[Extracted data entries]
▬▬▬▬▬▬▬▬▬▬
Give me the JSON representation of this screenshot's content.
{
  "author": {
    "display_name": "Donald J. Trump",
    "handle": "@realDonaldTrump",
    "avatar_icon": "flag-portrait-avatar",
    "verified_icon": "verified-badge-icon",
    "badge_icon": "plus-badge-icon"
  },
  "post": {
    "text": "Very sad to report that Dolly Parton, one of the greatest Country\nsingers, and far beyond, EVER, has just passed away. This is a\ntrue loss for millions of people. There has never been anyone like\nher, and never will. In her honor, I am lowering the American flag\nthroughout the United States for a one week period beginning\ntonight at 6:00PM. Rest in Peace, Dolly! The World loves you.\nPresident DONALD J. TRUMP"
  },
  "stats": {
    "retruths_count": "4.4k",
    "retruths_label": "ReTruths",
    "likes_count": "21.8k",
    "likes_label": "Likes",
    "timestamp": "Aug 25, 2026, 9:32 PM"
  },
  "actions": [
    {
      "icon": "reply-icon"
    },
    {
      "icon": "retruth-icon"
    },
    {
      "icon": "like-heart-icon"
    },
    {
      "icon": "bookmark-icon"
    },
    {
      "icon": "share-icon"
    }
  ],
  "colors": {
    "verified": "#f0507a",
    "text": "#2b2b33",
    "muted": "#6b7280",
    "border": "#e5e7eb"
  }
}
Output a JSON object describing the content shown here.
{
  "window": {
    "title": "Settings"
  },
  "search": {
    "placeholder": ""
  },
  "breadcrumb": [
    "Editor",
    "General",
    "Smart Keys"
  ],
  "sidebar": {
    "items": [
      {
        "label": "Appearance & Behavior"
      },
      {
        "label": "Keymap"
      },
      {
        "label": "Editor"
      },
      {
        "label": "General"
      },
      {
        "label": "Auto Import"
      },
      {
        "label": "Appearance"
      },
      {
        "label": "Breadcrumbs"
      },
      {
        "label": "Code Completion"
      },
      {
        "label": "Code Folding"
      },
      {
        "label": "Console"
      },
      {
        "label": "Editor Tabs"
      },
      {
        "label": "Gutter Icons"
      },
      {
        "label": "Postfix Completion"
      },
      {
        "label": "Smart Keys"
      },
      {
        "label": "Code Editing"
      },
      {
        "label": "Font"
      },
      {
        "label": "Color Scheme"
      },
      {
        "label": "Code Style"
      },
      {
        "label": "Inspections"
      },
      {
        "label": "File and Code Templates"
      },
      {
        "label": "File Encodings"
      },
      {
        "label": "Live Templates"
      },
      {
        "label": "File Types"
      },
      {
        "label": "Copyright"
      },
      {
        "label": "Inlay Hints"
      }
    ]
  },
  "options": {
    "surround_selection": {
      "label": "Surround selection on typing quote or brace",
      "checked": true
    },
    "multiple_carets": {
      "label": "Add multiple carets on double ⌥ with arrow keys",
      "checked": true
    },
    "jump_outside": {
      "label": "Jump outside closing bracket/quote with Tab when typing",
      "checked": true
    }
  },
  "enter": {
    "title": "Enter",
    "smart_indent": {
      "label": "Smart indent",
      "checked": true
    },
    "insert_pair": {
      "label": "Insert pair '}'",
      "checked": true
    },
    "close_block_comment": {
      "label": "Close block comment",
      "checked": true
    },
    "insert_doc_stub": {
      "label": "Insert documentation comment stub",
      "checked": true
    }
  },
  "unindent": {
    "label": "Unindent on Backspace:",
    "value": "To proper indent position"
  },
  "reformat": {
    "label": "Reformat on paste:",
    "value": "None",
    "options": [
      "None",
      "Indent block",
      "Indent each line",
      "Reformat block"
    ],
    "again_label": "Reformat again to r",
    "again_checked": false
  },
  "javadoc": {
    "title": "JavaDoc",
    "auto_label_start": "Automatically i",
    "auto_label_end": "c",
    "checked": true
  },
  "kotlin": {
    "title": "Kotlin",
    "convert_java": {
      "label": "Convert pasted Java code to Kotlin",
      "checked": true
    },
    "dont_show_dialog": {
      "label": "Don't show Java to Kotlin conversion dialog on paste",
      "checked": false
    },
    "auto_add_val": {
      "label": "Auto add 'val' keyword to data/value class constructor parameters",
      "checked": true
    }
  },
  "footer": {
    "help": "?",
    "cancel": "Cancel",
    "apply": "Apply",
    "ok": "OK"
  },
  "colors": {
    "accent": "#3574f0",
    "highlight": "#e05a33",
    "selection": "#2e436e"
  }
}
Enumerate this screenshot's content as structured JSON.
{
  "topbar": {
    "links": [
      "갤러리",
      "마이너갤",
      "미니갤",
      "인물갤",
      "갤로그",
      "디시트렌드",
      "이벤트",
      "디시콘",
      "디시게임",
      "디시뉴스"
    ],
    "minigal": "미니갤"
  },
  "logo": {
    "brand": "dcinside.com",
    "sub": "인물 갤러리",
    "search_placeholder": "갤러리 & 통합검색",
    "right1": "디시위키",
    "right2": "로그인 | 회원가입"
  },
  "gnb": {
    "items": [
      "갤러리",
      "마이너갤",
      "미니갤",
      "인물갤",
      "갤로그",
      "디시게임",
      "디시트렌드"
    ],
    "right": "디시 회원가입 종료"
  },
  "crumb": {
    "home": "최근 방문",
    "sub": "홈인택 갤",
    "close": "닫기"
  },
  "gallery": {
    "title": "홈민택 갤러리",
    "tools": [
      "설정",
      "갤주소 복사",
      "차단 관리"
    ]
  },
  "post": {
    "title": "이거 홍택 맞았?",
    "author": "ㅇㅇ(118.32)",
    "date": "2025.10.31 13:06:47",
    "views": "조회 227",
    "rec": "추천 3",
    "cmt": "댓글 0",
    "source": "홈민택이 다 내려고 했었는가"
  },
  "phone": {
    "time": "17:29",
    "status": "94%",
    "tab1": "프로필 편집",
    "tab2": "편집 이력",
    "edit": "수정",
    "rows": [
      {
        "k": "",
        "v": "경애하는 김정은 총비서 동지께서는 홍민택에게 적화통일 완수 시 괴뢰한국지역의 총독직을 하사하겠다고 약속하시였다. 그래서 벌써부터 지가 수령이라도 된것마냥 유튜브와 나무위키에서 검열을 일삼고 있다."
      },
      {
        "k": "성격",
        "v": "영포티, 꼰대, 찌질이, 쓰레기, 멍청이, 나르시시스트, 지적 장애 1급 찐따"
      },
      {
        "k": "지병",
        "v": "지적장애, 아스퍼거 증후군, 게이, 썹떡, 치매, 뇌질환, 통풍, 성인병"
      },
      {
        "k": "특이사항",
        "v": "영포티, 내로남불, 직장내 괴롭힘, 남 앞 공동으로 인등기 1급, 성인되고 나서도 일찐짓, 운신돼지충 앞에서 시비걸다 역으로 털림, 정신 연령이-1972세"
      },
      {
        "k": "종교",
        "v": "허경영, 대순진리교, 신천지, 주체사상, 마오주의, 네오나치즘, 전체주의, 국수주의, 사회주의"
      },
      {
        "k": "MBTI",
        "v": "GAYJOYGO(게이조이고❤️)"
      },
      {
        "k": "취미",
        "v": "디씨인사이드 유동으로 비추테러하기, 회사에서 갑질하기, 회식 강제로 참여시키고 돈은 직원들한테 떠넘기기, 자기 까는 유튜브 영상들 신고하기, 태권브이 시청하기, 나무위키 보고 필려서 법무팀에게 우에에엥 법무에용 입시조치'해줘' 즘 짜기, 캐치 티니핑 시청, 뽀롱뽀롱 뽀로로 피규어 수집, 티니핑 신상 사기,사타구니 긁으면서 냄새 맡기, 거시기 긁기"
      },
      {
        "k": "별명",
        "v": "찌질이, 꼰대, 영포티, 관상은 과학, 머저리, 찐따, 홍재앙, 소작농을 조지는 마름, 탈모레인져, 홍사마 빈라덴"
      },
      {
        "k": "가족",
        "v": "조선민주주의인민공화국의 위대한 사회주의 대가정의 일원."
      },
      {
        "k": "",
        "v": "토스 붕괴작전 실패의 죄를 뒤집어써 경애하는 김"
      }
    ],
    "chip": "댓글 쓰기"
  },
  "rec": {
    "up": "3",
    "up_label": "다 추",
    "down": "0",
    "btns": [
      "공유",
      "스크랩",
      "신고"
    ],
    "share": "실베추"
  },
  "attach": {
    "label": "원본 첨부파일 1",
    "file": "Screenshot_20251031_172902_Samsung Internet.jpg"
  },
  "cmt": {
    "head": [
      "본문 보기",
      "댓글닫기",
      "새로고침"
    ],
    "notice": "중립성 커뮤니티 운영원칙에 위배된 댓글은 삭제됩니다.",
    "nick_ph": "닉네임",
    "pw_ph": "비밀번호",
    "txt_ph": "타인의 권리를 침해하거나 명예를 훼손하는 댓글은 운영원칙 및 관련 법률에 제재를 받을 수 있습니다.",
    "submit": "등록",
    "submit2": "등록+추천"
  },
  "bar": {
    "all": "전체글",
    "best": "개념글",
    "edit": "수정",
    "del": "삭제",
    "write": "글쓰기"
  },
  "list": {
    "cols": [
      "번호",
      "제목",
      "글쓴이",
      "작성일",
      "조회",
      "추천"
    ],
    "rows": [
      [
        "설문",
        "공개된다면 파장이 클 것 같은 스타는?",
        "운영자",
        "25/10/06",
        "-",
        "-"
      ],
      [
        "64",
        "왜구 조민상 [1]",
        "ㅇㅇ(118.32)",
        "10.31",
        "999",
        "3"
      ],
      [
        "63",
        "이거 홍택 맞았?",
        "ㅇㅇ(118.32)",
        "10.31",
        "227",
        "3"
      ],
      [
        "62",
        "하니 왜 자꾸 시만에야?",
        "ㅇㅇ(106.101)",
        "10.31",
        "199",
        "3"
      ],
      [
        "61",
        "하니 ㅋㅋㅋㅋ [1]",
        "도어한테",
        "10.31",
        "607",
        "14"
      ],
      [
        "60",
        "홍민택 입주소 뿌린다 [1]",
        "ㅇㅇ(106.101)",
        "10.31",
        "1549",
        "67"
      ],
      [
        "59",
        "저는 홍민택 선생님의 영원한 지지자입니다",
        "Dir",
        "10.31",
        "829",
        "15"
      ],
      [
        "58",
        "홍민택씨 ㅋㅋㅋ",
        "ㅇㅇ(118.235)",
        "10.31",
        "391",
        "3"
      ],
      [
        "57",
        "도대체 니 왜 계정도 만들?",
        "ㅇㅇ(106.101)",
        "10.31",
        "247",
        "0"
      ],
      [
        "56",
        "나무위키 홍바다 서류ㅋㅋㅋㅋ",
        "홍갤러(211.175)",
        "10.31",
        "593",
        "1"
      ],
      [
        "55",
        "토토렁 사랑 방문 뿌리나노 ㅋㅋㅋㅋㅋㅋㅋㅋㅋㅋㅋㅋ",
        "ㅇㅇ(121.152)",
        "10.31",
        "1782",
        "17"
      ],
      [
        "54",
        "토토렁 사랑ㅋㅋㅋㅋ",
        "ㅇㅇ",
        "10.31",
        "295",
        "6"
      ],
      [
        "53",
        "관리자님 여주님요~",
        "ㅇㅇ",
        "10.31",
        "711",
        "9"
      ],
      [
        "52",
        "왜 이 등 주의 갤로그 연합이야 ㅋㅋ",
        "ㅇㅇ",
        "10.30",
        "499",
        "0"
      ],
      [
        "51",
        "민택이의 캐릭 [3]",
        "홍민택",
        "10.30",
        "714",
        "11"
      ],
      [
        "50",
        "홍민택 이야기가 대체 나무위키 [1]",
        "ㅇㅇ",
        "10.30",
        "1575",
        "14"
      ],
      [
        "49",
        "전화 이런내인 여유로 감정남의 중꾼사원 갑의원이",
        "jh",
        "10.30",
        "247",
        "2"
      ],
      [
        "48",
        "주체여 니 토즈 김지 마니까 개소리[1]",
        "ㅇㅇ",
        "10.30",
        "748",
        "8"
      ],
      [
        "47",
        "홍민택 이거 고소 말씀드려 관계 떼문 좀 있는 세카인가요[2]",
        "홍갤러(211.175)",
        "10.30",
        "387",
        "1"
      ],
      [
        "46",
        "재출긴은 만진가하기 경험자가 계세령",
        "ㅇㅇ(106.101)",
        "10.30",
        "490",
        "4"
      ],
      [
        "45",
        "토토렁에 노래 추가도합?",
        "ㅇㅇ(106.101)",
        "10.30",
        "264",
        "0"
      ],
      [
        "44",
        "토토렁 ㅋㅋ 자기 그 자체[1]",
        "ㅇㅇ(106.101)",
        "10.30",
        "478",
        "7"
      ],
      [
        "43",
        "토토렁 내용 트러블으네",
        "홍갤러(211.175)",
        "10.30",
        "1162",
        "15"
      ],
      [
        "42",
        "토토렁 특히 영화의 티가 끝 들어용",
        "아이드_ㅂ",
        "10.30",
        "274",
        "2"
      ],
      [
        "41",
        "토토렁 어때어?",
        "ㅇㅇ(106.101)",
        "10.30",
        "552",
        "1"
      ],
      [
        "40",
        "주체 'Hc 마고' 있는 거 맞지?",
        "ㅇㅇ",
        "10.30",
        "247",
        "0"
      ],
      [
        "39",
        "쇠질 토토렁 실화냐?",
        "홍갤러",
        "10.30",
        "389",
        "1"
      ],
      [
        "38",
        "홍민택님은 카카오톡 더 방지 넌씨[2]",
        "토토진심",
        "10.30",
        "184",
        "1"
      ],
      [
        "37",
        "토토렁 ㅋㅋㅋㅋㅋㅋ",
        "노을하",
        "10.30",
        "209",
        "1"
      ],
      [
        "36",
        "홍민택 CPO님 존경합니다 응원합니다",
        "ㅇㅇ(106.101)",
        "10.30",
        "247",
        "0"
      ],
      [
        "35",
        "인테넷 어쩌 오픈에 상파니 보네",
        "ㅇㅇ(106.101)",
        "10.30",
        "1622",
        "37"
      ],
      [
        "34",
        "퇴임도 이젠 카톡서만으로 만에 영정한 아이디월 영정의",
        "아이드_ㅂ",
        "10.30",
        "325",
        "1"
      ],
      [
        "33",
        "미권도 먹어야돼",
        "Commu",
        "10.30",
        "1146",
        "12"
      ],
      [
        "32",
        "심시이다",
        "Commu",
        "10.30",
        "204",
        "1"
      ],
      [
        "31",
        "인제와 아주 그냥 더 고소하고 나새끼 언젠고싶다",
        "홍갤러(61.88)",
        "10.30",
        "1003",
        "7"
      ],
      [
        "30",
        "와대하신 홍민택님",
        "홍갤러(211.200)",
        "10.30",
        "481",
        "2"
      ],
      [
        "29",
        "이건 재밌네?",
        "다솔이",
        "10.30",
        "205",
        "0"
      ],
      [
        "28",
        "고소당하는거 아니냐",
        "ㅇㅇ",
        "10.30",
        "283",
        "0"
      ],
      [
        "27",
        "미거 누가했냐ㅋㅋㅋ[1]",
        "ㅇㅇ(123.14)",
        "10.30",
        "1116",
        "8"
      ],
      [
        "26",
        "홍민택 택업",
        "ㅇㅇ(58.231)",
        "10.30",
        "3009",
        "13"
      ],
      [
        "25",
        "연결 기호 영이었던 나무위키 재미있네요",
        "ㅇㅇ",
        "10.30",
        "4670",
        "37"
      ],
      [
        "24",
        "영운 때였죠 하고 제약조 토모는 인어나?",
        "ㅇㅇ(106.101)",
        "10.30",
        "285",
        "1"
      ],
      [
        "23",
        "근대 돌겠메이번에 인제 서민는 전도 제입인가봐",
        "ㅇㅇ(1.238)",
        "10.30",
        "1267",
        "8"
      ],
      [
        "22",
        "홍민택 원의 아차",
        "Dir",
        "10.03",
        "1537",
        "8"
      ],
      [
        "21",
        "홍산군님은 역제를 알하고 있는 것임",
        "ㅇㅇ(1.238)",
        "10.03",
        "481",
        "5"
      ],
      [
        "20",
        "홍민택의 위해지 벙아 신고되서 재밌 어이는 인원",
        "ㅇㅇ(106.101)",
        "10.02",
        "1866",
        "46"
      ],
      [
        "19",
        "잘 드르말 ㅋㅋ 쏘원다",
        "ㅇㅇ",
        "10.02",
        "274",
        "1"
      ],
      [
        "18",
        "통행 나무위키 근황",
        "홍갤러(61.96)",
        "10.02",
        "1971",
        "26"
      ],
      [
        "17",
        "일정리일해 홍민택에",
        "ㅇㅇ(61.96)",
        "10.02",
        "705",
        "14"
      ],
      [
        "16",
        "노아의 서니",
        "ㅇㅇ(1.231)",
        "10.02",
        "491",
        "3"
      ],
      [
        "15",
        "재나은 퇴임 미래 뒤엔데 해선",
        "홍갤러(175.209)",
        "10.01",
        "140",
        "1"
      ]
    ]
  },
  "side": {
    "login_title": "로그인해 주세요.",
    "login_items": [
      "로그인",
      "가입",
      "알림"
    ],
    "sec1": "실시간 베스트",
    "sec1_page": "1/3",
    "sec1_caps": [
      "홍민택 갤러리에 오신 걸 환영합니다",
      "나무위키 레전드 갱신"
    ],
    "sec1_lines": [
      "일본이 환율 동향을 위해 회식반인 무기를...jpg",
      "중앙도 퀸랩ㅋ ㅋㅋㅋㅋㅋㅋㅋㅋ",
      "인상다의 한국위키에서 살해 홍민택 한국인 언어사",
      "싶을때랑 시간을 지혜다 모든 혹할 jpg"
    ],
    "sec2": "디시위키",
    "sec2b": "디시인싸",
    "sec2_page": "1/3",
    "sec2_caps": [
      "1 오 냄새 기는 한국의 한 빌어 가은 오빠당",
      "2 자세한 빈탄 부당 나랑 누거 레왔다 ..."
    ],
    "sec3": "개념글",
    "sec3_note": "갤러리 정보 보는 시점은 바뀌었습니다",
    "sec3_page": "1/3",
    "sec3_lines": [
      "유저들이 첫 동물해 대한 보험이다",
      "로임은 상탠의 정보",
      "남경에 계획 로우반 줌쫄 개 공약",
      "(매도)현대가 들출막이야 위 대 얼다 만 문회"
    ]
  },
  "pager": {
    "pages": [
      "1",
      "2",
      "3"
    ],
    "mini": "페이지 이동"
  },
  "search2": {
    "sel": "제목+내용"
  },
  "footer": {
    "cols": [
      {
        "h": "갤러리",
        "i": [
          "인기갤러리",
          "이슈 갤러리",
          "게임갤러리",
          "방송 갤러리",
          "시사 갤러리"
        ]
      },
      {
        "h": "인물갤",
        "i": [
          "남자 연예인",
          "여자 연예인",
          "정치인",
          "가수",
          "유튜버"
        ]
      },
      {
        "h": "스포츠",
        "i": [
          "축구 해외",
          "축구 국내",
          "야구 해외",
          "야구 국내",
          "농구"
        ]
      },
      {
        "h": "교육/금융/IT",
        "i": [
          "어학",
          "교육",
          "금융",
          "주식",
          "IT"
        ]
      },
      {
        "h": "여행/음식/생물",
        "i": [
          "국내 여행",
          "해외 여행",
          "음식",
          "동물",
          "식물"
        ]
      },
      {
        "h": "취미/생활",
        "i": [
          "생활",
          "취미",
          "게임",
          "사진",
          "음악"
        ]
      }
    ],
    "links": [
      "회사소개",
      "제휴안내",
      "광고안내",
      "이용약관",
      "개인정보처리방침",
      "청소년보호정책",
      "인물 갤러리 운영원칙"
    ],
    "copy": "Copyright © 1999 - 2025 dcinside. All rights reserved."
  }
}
▬▬▬▬▬▬▬▬▬▬
» Goal
Using the records above, select and copy every line that has the word "경애하는".

» Correct response
        "v": "경애하는 김정은 총비서 동지께서는 홍민택에게 적화통일 완수 시 괴뢰한국지역의 총독직을 하사하겠다고 약속하시였다. 그래서 벌써부터 지가 수령이라도 된것마냥 유튜브와 나무위키에서 검열을 일삼고 있다."
        "v": "토스 붕괴작전 실패의 죄를 뒤집어써 경애하는 김"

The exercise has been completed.